#### Directions for this task
Go through the records and extract every line with the word "JSON".

#### Supplied material

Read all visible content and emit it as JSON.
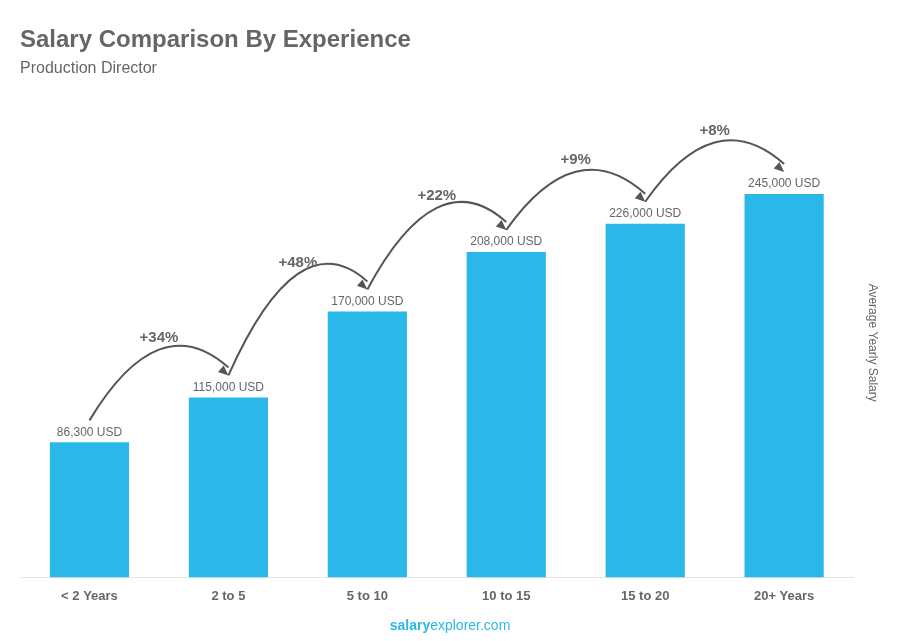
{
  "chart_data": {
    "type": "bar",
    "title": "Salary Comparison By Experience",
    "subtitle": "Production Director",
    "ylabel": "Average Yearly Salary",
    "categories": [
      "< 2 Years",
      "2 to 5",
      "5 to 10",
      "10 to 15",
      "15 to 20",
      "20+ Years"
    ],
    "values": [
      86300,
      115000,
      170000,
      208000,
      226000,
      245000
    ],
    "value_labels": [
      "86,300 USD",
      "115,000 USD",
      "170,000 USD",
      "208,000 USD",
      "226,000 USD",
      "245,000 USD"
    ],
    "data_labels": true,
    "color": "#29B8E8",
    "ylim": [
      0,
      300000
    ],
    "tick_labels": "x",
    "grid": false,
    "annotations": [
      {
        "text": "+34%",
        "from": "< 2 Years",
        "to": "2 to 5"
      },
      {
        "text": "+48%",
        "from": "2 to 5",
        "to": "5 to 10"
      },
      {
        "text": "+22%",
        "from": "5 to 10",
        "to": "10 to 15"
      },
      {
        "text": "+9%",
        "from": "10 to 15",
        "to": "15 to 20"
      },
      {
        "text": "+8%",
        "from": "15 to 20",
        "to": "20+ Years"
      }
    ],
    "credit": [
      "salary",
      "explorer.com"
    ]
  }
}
---
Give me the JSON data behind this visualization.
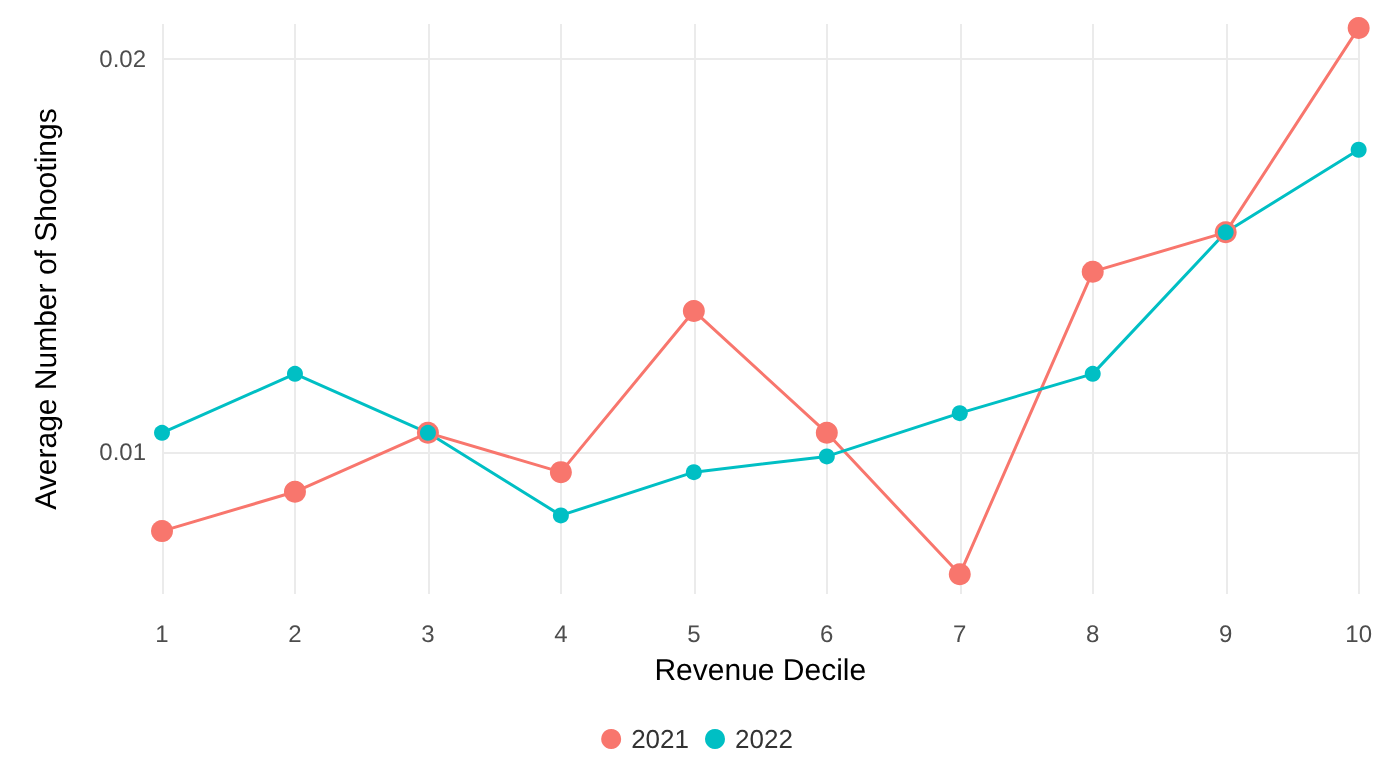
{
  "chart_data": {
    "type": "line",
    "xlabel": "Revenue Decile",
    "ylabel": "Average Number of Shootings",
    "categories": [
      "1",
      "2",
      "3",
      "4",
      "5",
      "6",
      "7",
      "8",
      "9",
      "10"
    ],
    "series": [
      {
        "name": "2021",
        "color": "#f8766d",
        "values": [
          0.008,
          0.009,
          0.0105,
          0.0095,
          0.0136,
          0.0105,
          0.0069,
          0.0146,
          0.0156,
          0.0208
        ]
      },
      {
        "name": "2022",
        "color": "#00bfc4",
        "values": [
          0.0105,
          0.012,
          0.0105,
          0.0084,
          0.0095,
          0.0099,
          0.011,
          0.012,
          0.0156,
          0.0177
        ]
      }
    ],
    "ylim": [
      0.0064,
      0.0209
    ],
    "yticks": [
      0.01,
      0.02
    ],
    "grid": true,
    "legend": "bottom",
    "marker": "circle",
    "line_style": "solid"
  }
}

#### Response to the task
Read all visible content and emit it as JSON.
Give me the JSON data behind this visualization.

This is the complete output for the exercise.